GIVEN RECORDS:
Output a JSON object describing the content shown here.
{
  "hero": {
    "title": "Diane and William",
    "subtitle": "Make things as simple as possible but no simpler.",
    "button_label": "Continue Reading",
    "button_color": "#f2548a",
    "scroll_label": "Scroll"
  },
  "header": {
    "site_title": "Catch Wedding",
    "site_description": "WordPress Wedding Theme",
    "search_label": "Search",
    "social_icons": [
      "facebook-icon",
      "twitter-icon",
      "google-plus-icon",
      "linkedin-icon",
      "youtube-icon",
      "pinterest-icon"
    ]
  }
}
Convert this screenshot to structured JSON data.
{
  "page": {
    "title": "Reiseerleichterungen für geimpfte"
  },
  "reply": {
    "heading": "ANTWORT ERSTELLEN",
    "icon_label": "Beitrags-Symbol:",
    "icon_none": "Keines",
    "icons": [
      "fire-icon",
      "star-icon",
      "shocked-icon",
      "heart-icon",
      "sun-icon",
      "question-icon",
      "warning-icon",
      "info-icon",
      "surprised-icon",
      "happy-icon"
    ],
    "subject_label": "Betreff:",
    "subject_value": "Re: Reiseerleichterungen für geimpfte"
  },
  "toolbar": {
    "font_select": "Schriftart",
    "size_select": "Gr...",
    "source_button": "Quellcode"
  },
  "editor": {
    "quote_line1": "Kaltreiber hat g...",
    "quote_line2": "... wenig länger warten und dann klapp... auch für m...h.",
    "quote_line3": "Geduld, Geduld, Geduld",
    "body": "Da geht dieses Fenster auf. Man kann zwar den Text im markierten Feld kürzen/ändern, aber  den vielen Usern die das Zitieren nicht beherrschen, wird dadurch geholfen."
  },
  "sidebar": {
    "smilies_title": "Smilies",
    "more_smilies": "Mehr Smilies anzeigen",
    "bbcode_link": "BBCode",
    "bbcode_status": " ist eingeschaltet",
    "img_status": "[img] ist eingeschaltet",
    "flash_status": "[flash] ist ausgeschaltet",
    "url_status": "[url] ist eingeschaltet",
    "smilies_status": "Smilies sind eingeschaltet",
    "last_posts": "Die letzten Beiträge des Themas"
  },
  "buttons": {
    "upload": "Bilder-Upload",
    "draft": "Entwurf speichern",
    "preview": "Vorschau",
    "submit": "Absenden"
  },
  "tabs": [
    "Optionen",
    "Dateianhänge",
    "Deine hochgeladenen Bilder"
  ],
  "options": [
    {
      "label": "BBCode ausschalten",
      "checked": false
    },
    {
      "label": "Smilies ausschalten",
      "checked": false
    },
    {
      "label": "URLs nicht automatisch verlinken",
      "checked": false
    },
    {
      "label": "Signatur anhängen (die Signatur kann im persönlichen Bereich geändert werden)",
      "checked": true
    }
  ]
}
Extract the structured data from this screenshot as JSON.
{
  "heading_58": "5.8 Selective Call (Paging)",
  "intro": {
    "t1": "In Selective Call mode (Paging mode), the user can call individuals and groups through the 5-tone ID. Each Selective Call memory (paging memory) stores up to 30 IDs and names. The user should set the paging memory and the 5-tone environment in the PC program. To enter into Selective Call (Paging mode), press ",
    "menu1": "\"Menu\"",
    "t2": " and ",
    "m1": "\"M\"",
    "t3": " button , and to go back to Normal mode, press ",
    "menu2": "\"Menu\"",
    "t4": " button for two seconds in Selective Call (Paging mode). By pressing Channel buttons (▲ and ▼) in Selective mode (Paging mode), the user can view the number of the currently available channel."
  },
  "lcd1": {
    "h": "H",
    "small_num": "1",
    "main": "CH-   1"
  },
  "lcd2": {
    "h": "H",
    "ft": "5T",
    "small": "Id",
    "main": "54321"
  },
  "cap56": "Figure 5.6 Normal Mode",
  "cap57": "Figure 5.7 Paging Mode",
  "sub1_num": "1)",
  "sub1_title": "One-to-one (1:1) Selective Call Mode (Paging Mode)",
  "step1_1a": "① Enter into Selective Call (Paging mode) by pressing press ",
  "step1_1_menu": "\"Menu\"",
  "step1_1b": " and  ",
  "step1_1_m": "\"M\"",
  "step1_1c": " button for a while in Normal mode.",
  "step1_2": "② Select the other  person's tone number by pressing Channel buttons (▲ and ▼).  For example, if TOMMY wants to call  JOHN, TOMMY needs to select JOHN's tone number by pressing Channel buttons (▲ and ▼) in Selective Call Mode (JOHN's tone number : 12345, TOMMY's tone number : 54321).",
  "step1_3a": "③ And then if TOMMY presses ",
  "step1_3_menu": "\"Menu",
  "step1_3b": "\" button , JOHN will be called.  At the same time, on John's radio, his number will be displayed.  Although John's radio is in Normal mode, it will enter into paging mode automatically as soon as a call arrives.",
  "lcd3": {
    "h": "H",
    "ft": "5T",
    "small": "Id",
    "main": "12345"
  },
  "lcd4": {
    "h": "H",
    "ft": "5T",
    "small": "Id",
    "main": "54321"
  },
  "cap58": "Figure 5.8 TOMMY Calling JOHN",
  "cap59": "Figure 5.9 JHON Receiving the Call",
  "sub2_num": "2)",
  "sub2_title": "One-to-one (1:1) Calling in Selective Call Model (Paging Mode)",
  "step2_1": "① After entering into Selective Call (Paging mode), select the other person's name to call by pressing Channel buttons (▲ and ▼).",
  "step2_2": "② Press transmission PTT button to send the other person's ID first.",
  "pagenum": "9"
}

WRITTEN EXERCISE:
Exactly reproduce every line of the records.

EXPECTED ANSWER:
Output a JSON object describing the content shown here.
{
  "hero": {
    "title": "Diane and William",
    "subtitle": "Make things as simple as possible but no simpler.",
    "button_label": "Continue Reading",
    "button_color": "#f2548a",
    "scroll_label": "Scroll"
  },
  "header": {
    "site_title": "Catch Wedding",
    "site_description": "WordPress Wedding Theme",
    "search_label": "Search",
    "social_icons": [
      "facebook-icon",
      "twitter-icon",
      "google-plus-icon",
      "linkedin-icon",
      "youtube-icon",
      "pinterest-icon"
    ]
  }
}
Convert this screenshot to structured JSON data.
{
  "page": {
    "title": "Reiseerleichterungen für geimpfte"
  },
  "reply": {
    "heading": "ANTWORT ERSTELLEN",
    "icon_label": "Beitrags-Symbol:",
    "icon_none": "Keines",
    "icons": [
      "fire-icon",
      "star-icon",
      "shocked-icon",
      "heart-icon",
      "sun-icon",
      "question-icon",
      "warning-icon",
      "info-icon",
      "surprised-icon",
      "happy-icon"
    ],
    "subject_label": "Betreff:",
    "subject_value": "Re: Reiseerleichterungen für geimpfte"
  },
  "toolbar": {
    "font_select": "Schriftart",
    "size_select": "Gr...",
    "source_button": "Quellcode"
  },
  "editor": {
    "quote_line1": "Kaltreiber hat g...",
    "quote_line2": "... wenig länger warten und dann klapp... auch für m...h.",
    "quote_line3": "Geduld, Geduld, Geduld",
    "body": "Da geht dieses Fenster auf. Man kann zwar den Text im markierten Feld kürzen/ändern, aber  den vielen Usern die das Zitieren nicht beherrschen, wird dadurch geholfen."
  },
  "sidebar": {
    "smilies_title": "Smilies",
    "more_smilies": "Mehr Smilies anzeigen",
    "bbcode_link": "BBCode",
    "bbcode_status": " ist eingeschaltet",
    "img_status": "[img] ist eingeschaltet",
    "flash_status": "[flash] ist ausgeschaltet",
    "url_status": "[url] ist eingeschaltet",
    "smilies_status": "Smilies sind eingeschaltet",
    "last_posts": "Die letzten Beiträge des Themas"
  },
  "buttons": {
    "upload": "Bilder-Upload",
    "draft": "Entwurf speichern",
    "preview": "Vorschau",
    "submit": "Absenden"
  },
  "tabs": [
    "Optionen",
    "Dateianhänge",
    "Deine hochgeladenen Bilder"
  ],
  "options": [
    {
      "label": "BBCode ausschalten",
      "checked": false
    },
    {
      "label": "Smilies ausschalten",
      "checked": false
    },
    {
      "label": "URLs nicht automatisch verlinken",
      "checked": false
    },
    {
      "label": "Signatur anhängen (die Signatur kann im persönlichen Bereich geändert werden)",
      "checked": true
    }
  ]
}
Extract the structured data from this screenshot as JSON.
{
  "heading_58": "5.8 Selective Call (Paging)",
  "intro": {
    "t1": "In Selective Call mode (Paging mode), the user can call individuals and groups through the 5-tone ID. Each Selective Call memory (paging memory) stores up to 30 IDs and names. The user should set the paging memory and the 5-tone environment in the PC program. To enter into Selective Call (Paging mode), press ",
    "menu1": "\"Menu\"",
    "t2": " and ",
    "m1": "\"M\"",
    "t3": " button , and to go back to Normal mode, press ",
    "menu2": "\"Menu\"",
    "t4": " button for two seconds in Selective Call (Paging mode). By pressing Channel buttons (▲ and ▼) in Selective mode (Paging mode), the user can view the number of the currently available channel."
  },
  "lcd1": {
    "h": "H",
    "small_num": "1",
    "main": "CH-   1"
  },
  "lcd2": {
    "h": "H",
    "ft": "5T",
    "small": "Id",
    "main": "54321"
  },
  "cap56": "Figure 5.6 Normal Mode",
  "cap57": "Figure 5.7 Paging Mode",
  "sub1_num": "1)",
  "sub1_title": "One-to-one (1:1) Selective Call Mode (Paging Mode)",
  "step1_1a": "① Enter into Selective Call (Paging mode) by pressing press ",
  "step1_1_menu": "\"Menu\"",
  "step1_1b": " and  ",
  "step1_1_m": "\"M\"",
  "step1_1c": " button for a while in Normal mode.",
  "step1_2": "② Select the other  person's tone number by pressing Channel buttons (▲ and ▼).  For example, if TOMMY wants to call  JOHN, TOMMY needs to select JOHN's tone number by pressing Channel buttons (▲ and ▼) in Selective Call Mode (JOHN's tone number : 12345, TOMMY's tone number : 54321).",
  "step1_3a": "③ And then if TOMMY presses ",
  "step1_3_menu": "\"Menu",
  "step1_3b": "\" button , JOHN will be called.  At the same time, on John's radio, his number will be displayed.  Although John's radio is in Normal mode, it will enter into paging mode automatically as soon as a call arrives.",
  "lcd3": {
    "h": "H",
    "ft": "5T",
    "small": "Id",
    "main": "12345"
  },
  "lcd4": {
    "h": "H",
    "ft": "5T",
    "small": "Id",
    "main": "54321"
  },
  "cap58": "Figure 5.8 TOMMY Calling JOHN",
  "cap59": "Figure 5.9 JHON Receiving the Call",
  "sub2_num": "2)",
  "sub2_title": "One-to-one (1:1) Calling in Selective Call Model (Paging Mode)",
  "step2_1": "① After entering into Selective Call (Paging mode), select the other person's name to call by pressing Channel buttons (▲ and ▼).",
  "step2_2": "② Press transmission PTT button to send the other person's ID first.",
  "pagenum": "9"
}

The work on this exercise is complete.